По истории, надо бы сейчас сказать о Гёльдерлине. Но его "Гиперион" не относится к книгам, которые обычно рекомендуются читателям. По крайней мере, он не для тех, чью душу не задевает эта возвышеннейшая тоскующая песня! Мы же, другие, вновь и вновь возвращаемся к его прекрасной печали и навсегда сохраняем в душе пафос его удивительной музыки.
Тем с большим удовольствием рекомендуют обычно Жан Поля. Натурам поэтическим - для наслаждения, меланхолическим - как неисчерпаемый источник бодрости, филистерам - как чудодейственный горчичный пластырь. Жан Поль единственный немецкий писатель, у которого есть все прелести, все таланты, все задушевнейшие чувства романтизма и над которым распахнута прохладная высота звездного неба классического немецкого гуманизма. Кому, как не Жан Полю, немцу в каждой добродетели и каждом пороке, неисправимейшему идеалисту, как нельзя хуже воспитанному мальчишке-сорванцу и одновременно человеку матерому, следовало восстановить в правах чуть ли не дефективную историю немецкого романа-неромана и обнести ее солнечным и лунным нимбом кому, как не ему, нашему величайшему дилетанту и величайшему мастеру? К четырехтомному роману с сотней персонажей потехи ради навешивает он еще двухтомное "юмористическое приложение", сколь прекрасное, столь же и лишнее. И в тот миг, когда мы чувствуем, что хорошо сошлись с этим славным малым и уже вовсю хохочем над его неистощимыми анекдотами, непостижимый, он вдруг выпрямляется и, весь как грозное божество или по меньшей мере Иоганн Себастьян Бах, своими большими глазами вскидывает на нас взгляд, преисполненный величественнейшего человеческого достоинства. Рассказать о Жан Поле на сотне страниц столь же невозможно, как и в двадцати строках. А зачем это, собственно, делать? Когда разум склоняется перед тем, что превыше всякого разума. Знать одну из его книг и знать хорошо - обладать величайшим богатством, которого никогда не убудет, сколько из него ни черпай. Возьмите хоть "Озорные годы", хоть "Квинта Фиксляйна", "Зибенкеза" или "Вуца".
-*-
**Требования к заданиям**
[A] Процитируйте из отрывка о Жан Поле часть, которая открывается словами «По истории, надо» и завершается словами «его удивительной музыки.».
[B] Верны ли по отрывку о Жан Поле утверждения: (i) «Гиперион» обычно советуют читателям; (ii) Жан Поль назван величайшим дилетантом и величайшим мастером; (iii) к роману Жан Поль добавил трехтомное приложение? На каждое ответьте «да» или «нет» и приведите решающие слова отрывка.
[C] Сколько персонажей в романе, к которому Жан Поль, согласно отрывку о нем, добавил юмористическое приложение?
Листинг здесь не понадобится.

(Исходный листинг)
-*-
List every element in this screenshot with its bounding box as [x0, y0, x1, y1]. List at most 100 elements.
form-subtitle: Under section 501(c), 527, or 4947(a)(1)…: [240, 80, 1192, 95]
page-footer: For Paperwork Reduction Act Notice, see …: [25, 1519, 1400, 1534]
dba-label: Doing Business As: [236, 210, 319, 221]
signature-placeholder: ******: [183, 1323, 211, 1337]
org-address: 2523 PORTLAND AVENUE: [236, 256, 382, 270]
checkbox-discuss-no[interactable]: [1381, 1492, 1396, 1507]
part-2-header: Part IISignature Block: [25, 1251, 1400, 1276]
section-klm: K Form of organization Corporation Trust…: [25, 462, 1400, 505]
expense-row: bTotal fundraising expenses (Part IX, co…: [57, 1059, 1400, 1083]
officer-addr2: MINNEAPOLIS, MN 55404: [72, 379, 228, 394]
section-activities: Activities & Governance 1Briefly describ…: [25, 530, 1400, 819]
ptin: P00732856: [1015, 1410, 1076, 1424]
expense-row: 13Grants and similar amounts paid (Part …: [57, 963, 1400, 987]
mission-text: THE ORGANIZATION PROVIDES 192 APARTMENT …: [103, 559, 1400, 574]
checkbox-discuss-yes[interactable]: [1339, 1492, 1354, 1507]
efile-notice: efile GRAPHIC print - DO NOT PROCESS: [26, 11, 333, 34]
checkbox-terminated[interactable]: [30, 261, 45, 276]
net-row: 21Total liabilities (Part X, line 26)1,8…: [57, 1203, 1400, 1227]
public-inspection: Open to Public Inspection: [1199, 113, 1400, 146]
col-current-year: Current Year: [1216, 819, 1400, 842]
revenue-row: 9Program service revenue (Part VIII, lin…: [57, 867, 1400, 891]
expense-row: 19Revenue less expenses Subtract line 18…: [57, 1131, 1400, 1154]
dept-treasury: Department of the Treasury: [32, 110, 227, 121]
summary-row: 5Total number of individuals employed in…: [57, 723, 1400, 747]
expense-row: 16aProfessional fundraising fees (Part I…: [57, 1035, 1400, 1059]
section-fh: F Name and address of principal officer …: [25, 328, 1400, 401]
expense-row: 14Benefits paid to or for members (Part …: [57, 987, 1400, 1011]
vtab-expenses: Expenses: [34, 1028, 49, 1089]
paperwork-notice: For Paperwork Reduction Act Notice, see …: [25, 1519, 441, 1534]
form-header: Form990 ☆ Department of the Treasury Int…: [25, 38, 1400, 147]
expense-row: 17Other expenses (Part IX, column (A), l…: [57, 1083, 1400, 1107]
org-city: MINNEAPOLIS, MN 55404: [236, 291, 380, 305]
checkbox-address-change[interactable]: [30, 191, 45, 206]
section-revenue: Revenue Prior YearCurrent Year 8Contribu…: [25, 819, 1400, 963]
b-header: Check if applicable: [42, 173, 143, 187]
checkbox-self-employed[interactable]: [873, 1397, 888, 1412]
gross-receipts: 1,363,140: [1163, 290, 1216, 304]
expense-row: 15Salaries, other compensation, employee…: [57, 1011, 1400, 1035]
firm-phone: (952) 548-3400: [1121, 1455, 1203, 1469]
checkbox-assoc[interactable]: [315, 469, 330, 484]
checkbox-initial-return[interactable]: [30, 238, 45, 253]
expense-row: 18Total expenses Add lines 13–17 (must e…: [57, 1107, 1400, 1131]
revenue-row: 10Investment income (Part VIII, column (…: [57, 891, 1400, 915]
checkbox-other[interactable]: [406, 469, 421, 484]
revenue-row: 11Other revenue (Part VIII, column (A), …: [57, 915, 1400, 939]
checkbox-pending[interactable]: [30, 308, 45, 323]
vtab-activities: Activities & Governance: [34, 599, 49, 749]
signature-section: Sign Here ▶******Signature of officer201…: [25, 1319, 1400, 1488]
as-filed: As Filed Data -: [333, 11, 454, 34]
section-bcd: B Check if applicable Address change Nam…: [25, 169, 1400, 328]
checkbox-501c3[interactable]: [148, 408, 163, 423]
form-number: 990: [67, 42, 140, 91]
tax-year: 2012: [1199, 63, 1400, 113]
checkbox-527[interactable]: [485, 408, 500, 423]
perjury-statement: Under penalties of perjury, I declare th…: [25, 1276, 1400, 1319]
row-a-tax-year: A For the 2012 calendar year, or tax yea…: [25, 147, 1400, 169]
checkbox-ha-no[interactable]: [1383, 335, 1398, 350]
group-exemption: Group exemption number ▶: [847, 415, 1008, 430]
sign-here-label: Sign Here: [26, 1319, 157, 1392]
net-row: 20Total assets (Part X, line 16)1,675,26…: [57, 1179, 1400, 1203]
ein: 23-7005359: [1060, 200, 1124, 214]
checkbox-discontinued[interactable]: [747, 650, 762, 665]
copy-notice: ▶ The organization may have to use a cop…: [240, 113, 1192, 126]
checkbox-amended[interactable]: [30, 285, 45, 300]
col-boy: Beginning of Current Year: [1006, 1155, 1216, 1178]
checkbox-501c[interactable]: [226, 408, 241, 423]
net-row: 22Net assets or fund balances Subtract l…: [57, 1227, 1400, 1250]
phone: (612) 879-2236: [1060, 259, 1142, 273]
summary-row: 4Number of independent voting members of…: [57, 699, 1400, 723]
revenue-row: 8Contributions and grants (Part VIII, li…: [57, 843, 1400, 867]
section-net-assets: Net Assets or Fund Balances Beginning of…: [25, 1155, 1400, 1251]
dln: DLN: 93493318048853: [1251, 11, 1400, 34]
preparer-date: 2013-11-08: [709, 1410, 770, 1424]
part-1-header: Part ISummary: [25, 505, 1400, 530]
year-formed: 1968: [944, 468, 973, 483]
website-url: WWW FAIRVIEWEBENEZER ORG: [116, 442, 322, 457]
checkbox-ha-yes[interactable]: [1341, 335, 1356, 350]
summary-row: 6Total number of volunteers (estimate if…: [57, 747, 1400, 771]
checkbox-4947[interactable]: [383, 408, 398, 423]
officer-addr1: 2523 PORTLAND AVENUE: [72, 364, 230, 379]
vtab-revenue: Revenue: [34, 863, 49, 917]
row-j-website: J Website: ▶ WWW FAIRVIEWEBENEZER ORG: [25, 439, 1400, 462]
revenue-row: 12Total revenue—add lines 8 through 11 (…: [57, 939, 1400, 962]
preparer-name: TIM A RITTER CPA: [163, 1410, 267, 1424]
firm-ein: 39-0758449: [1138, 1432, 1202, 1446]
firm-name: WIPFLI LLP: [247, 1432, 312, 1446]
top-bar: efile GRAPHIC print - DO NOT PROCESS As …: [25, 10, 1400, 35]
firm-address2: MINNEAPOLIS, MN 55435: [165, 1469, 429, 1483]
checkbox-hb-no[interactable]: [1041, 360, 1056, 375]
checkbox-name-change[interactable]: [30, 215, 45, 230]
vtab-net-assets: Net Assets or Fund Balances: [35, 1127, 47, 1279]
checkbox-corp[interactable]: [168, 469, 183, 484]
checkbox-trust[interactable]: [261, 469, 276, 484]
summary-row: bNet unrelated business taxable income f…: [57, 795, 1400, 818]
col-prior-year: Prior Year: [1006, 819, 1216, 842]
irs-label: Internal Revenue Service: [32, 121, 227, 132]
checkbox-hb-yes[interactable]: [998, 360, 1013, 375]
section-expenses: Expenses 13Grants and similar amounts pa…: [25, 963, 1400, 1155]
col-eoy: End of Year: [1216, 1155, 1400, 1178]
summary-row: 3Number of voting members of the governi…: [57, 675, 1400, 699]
-*-
**Полные ответы**
[A]
По истории, надо бы сейчас сказать о Гёльдерлине. Но его "Гиперион" не относится к книгам, которые обычно рекомендуются читателям. По крайней мере, он не для тех, чью душу не задевает эта возвышеннейшая тоскующая песня! Мы же, другие, вновь и вновь возвращаемся к его прекрасной печали и навсегда сохраняем в душе пафос его удивительной музыки.

[B]
(i) Нет: «Но его "Гиперион" не относится к книгам, которые обычно рекомендуются читателям».
(ii) Да: «нашему величайшему дилетанту и величайшему мастеру».
(iii) Нет: «К четырехтомному роману с сотней персонажей потехи ради навешивает он еще двухтомное "юмористическое приложение"».

[C] Сотня персонажей.